> **DO THIS**
Track down each line that has the word "your" and copy it.
· · · · · · ·
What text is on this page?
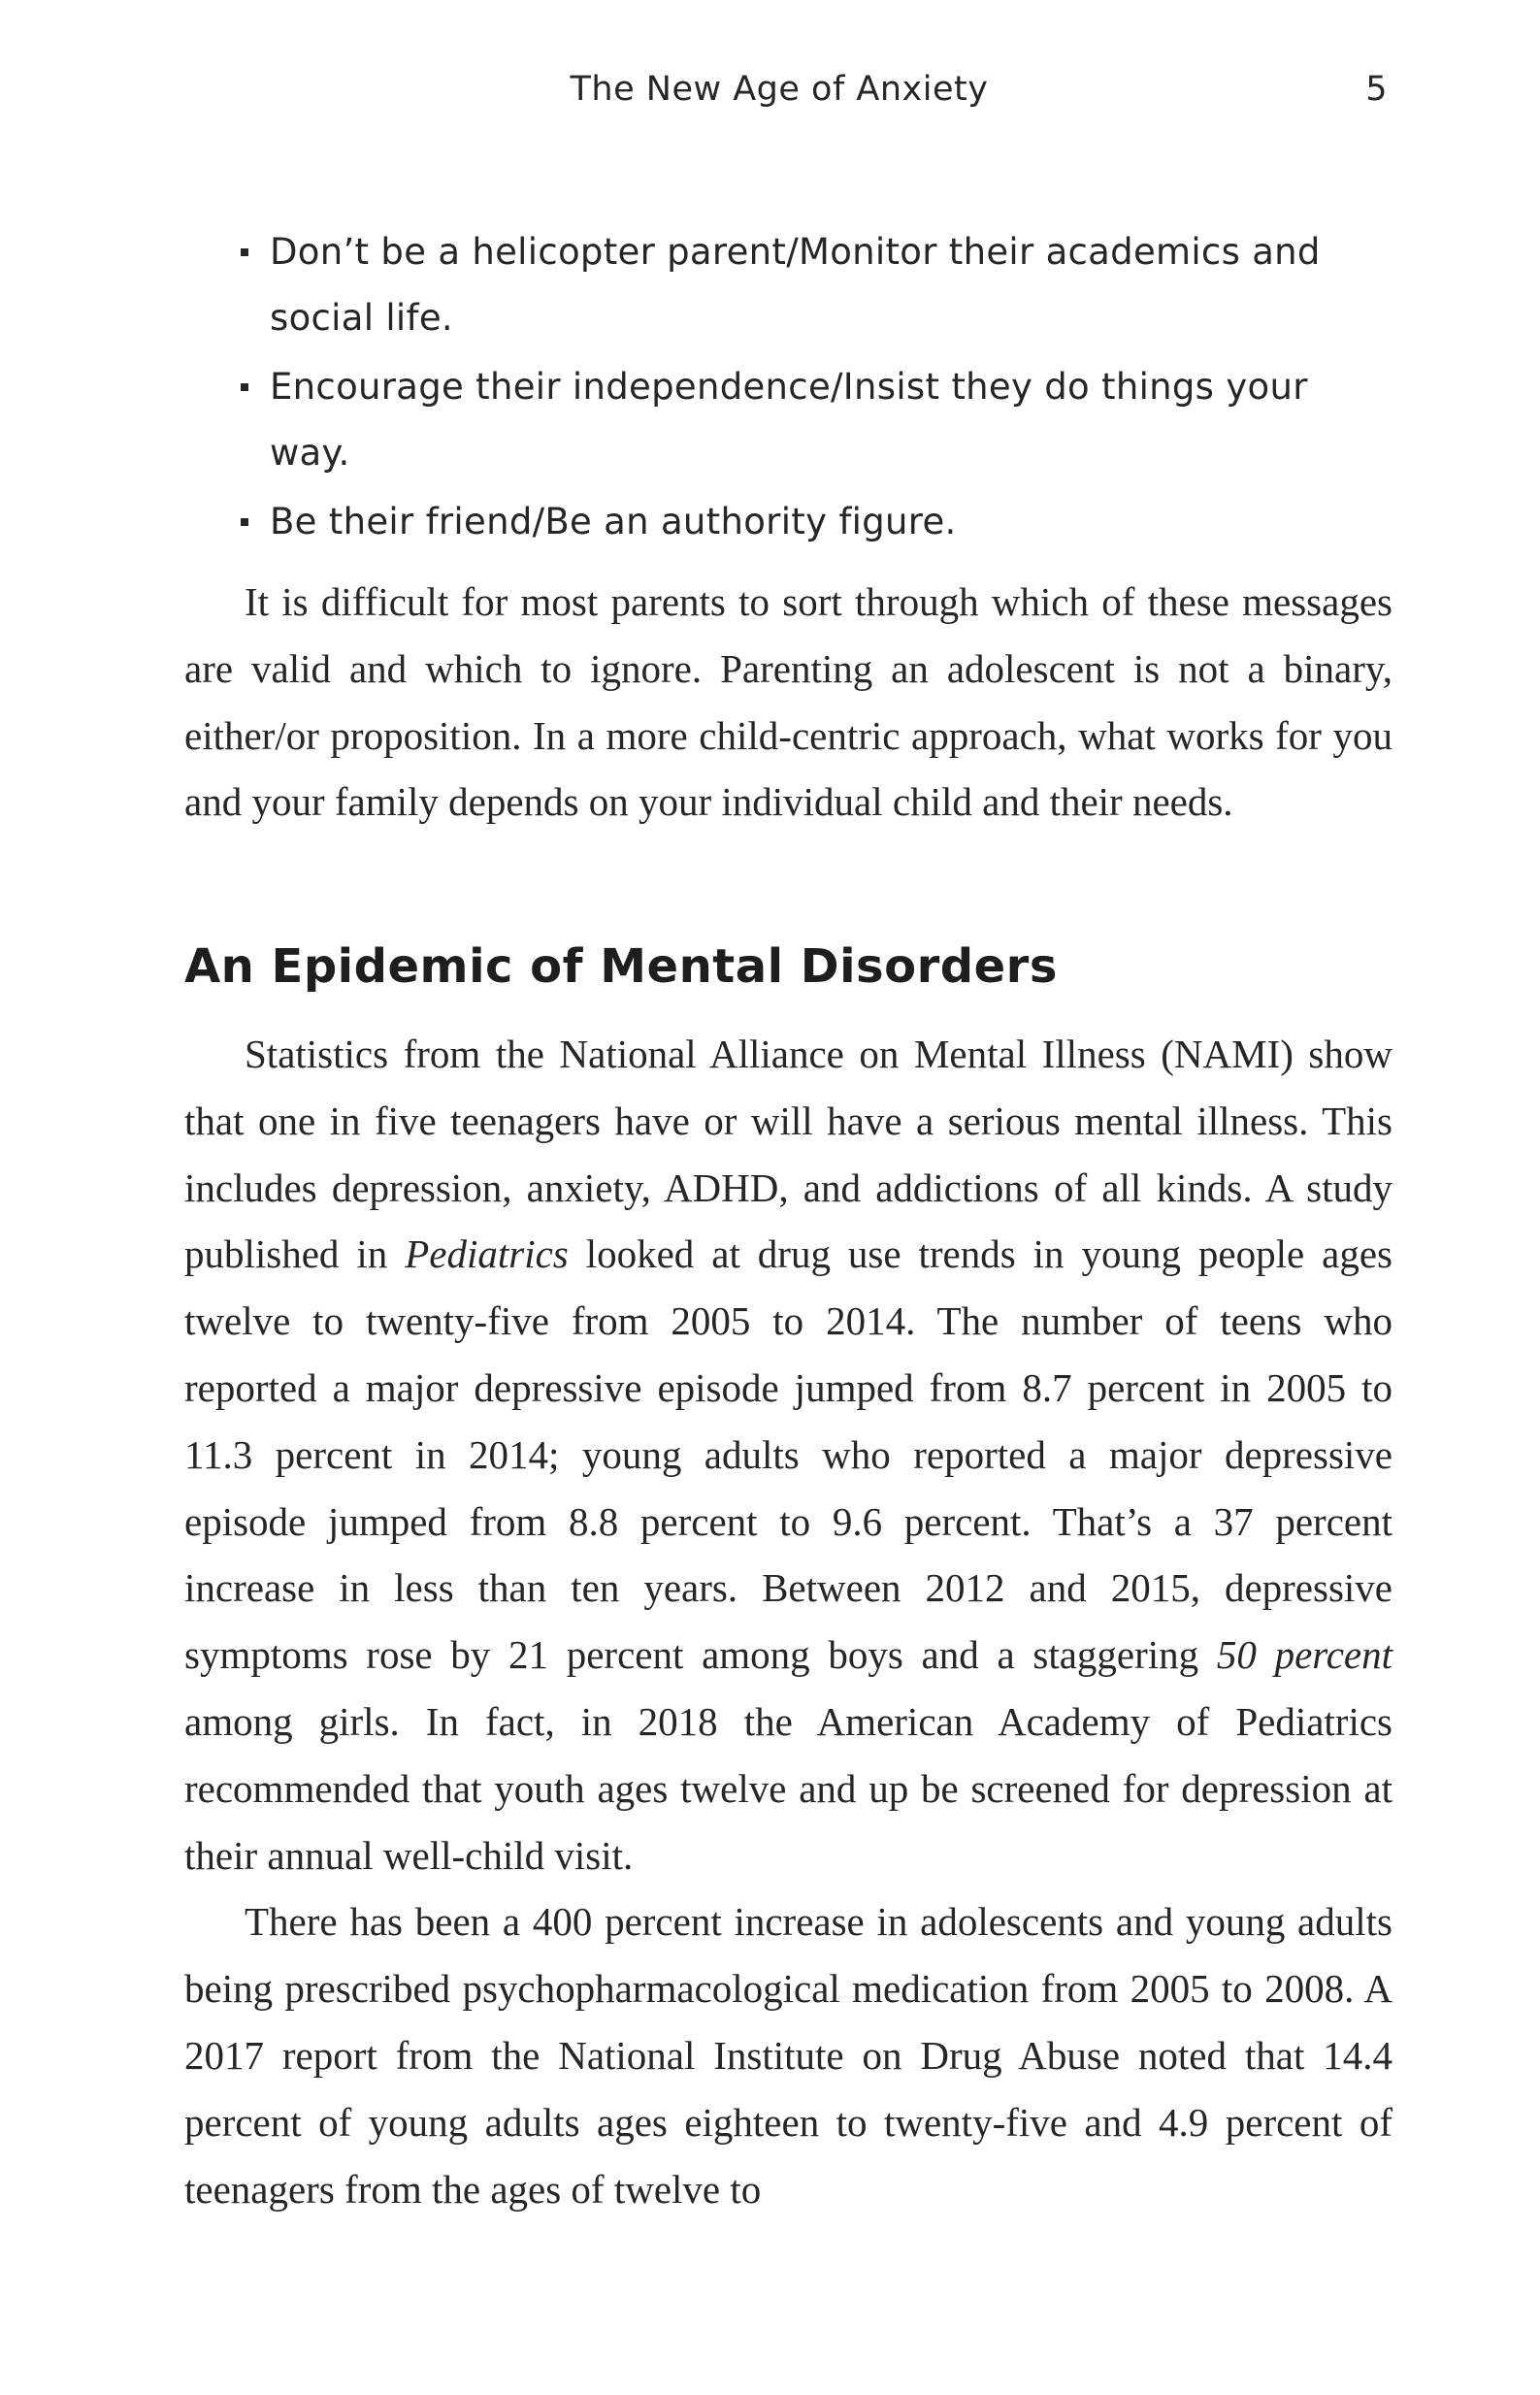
The New Age of Anxiety	5
Don’t be a helicopter parent/Monitor their academics and social life.
Encourage their independence/Insist they do things your way.
Be their friend/Be an authority figure.

It is difficult for most parents to sort through which of these messages are valid and which to ignore. Parenting an adolescent is not a binary, either/or proposition. In a more child-centric approach, what works for you and your family depends on your individual child and their needs.

An Epidemic of Mental Disorders

Statistics from the National Alliance on Mental Illness (NAMI) show that one in five teenagers have or will have a serious mental illness. This includes depression, anxiety, ADHD, and addictions of all kinds. A study published in Pediatrics looked at drug use trends in young people ages twelve to twenty-five from 2005 to 2014. The number of teens who reported a major depressive episode jumped from 8.7 percent in 2005 to 11.3 percent in 2014; young adults who reported a major depressive episode jumped from 8.8 percent to 9.6 percent. That’s a 37 percent increase in less than ten years. Between 2012 and 2015, depressive symptoms rose by 21 percent among boys and a staggering 50 percent among girls. In fact, in 2018 the American Academy of Pediatrics recommended that youth ages twelve and up be screened for depression at their annual well-child visit.

There has been a 400 percent increase in adolescents and young adults being prescribed psychopharmacological medication from 2005 to 2008. A 2017 report from the National Institute on Drug Abuse noted that 14.4 percent of young adults ages eighteen to twenty-five and 4.9 percent of teenagers from the ages of twelve to
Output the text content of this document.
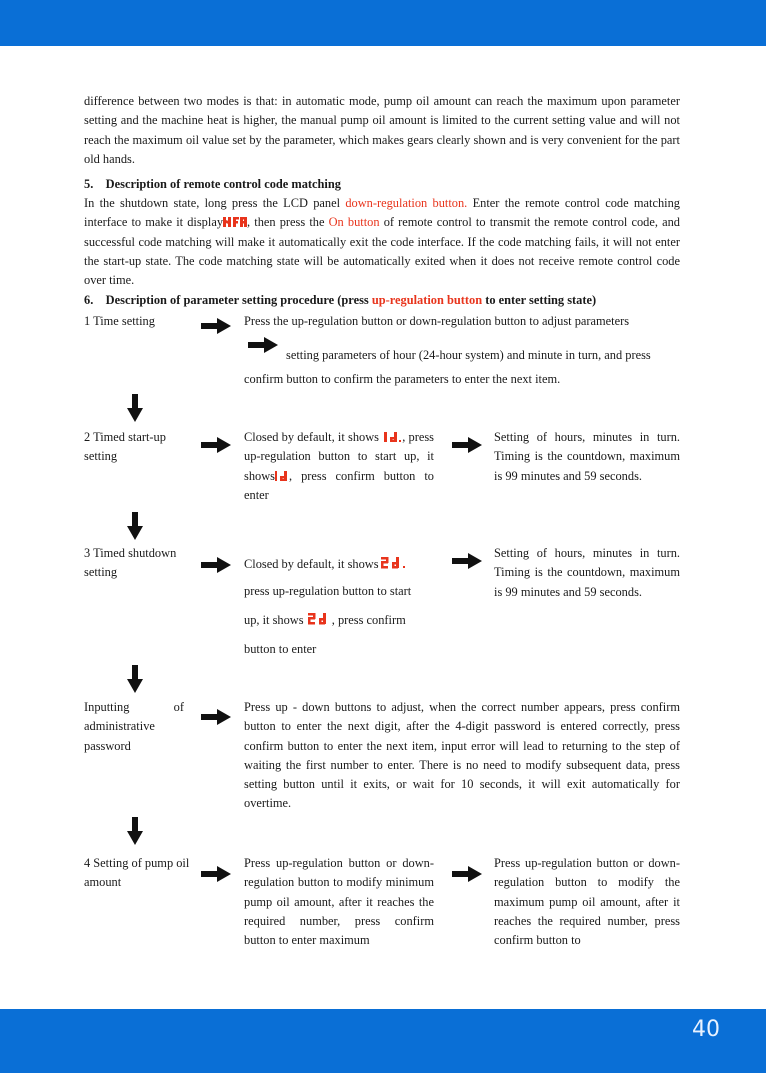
difference between two modes is that: in automatic mode, pump oil amount can reach the maximum upon parameter setting and the machine heat is higher, the manual pump oil amount is limited to the current setting value and will not reach the maximum oil value set by the parameter, which makes gears clearly shown and is very convenient for the part old hands.
5.    Description of remote control code matching
In the shutdown state, long press the LCD panel down-regulation button. Enter the remote control code matching interface to make it display , then press the On button of remote control to transmit the remote control code, and successful code matching will make it automatically exit the code interface. If the code matching fails, it will not enter the start-up state. The code matching state will be automatically exited when it does not receive remote control code over time.
6.    Description of parameter setting procedure (press up-regulation button to enter setting state)
1 Time setting	Press the up-regulation button or down-regulation button to adjust parameters
setting parameters of hour (24-hour system) and minute in turn, and press
confirm button to confirm the parameters to enter the next item.
2 Timed start-up setting
Closed by default, it shows , press up-regulation button to start up, it shows , press confirm button to enter
Setting of hours, minutes in turn. Timing is the countdown, maximum is 99 minutes and 59 seconds.
3 Timed shutdown setting
Closed by default, it shows
press up-regulation button to start
up, it shows , press confirm
button to enter
Setting of hours, minutes in turn. Timing is the countdown, maximum is 99 minutes and 59 seconds.
Inputting of administrative password
Press up - down buttons to adjust, when the correct number appears, press confirm button to enter the next digit, after the 4-digit password is entered correctly, press confirm button to enter the next item, input error will lead to returning to the step of waiting the first number to enter. There is no need to modify subsequent data, press setting button until it exits, or wait for 10 seconds, it will exit automatically for overtime.
4 Setting of pump oil amount
Press up-regulation button or down-regulation button to modify minimum pump oil amount, after it reaches the required number, press confirm button to enter maximum
Press up-regulation button or down-regulation button to modify the maximum pump oil amount, after it reaches the required number, press confirm button to
40
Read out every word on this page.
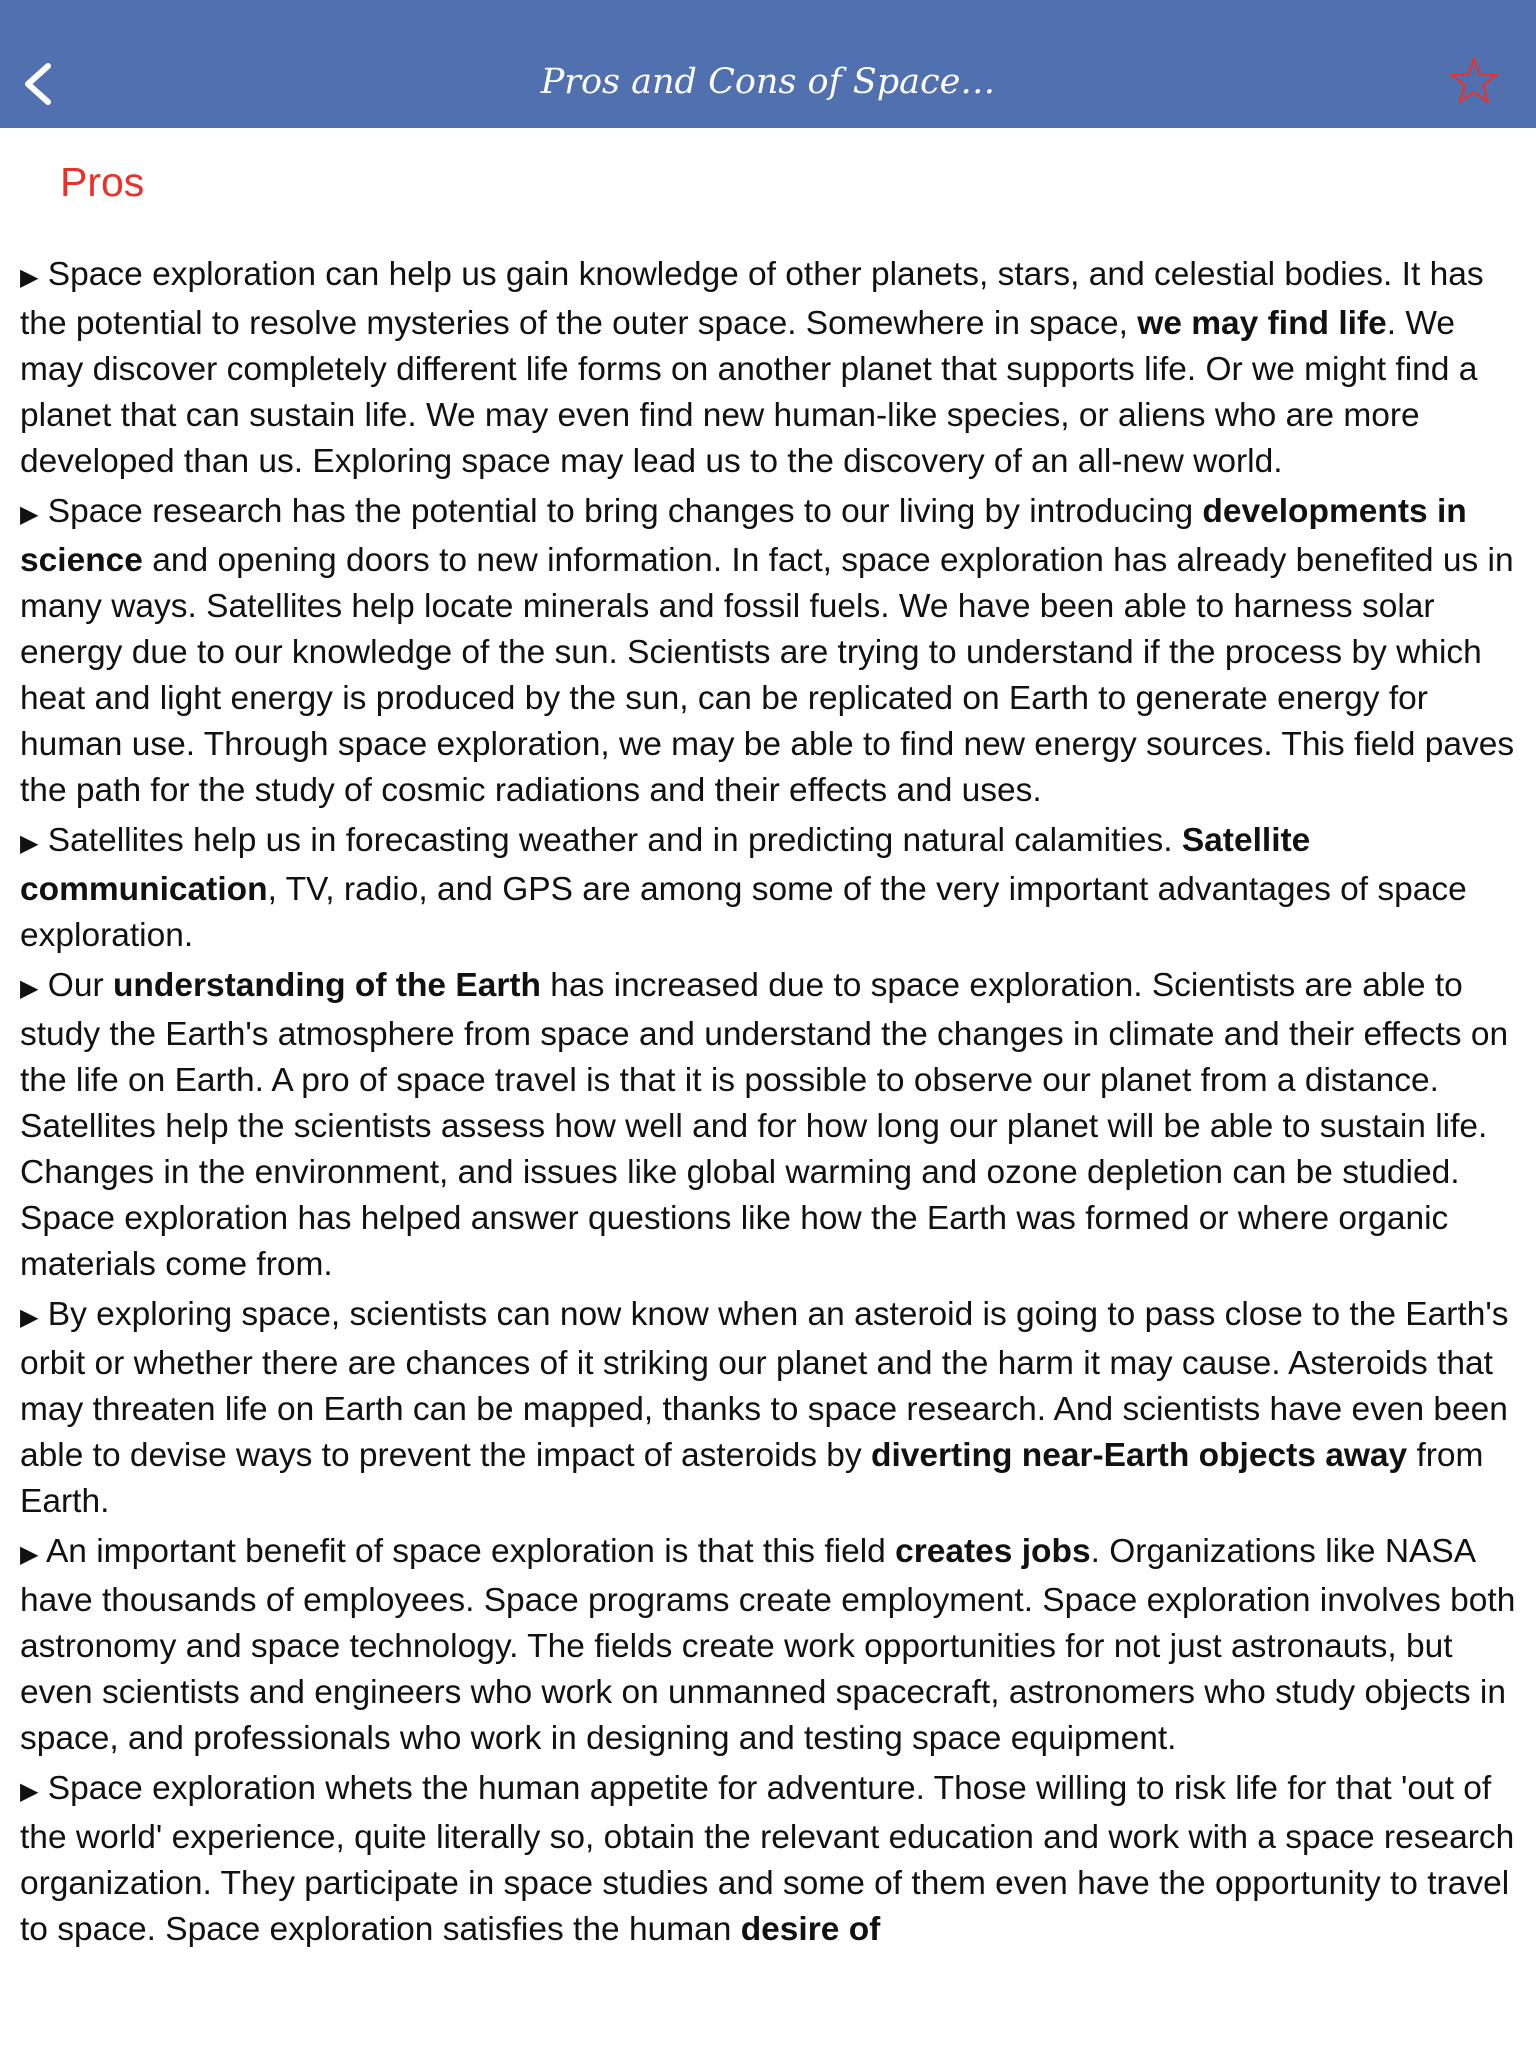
Pros and Cons of Space…
Pros

▶ Space exploration can help us gain knowledge of other planets, stars, and celestial bodies. It has the potential to resolve mysteries of the outer space. Somewhere in space, we may find life. We may discover completely different life forms on another planet that supports life. Or we might find a planet that can sustain life. We may even find new human-like species, or aliens who are more developed than us. Exploring space may lead us to the discovery of an all-new world.

▶ Space research has the potential to bring changes to our living by introducing developments in science and opening doors to new information. In fact, space exploration has already benefited us in many ways. Satellites help locate minerals and fossil fuels. We have been able to harness solar energy due to our knowledge of the sun. Scientists are trying to understand if the process by which heat and light energy is produced by the sun, can be replicated on Earth to generate energy for human use. Through space exploration, we may be able to find new energy sources. This field paves the path for the study of cosmic radiations and their effects and uses.

▶ Satellites help us in forecasting weather and in predicting natural calamities. Satellite communication, TV, radio, and GPS are among some of the very important advantages of space exploration.

▶ Our understanding of the Earth has increased due to space exploration. Scientists are able to study the Earth's atmosphere from space and understand the changes in climate and their effects on the life on Earth. A pro of space travel is that it is possible to observe our planet from a distance. Satellites help the scientists assess how well and for how long our planet will be able to sustain life. Changes in the environment, and issues like global warming and ozone depletion can be studied. Space exploration has helped answer questions like how the Earth was formed or where organic materials come from.

▶ By exploring space, scientists can now know when an asteroid is going to pass close to the Earth's orbit or whether there are chances of it striking our planet and the harm it may cause. Asteroids that may threaten life on Earth can be mapped, thanks to space research. And scientists have even been able to devise ways to prevent the impact of asteroids by diverting near-Earth objects away from Earth.

▶ An important benefit of space exploration is that this field creates jobs. Organizations like NASA have thousands of employees. Space programs create employment. Space exploration involves both astronomy and space technology. The fields create work opportunities for not just astronauts, but even scientists and engineers who work on unmanned spacecraft, astronomers who study objects in space, and professionals who work in designing and testing space equipment.

▶ Space exploration whets the human appetite for adventure. Those willing to risk life for that 'out of the world' experience, quite literally so, obtain the relevant education and work with a space research organization. They participate in space studies and some of them even have the opportunity to travel to space. Space exploration satisfies the human desire of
· · · · · · ·
> **SOLUTION TO THE EXERCISE**
Encourage their independence/Insist they do things your way.
It is difficult for most parents to sort through which of these messages are valid and which to ignore. Parenting an adolescent is not a binary, either/or proposition. In a more child-centric approach, what works for you and your family depends on your individual child and their needs.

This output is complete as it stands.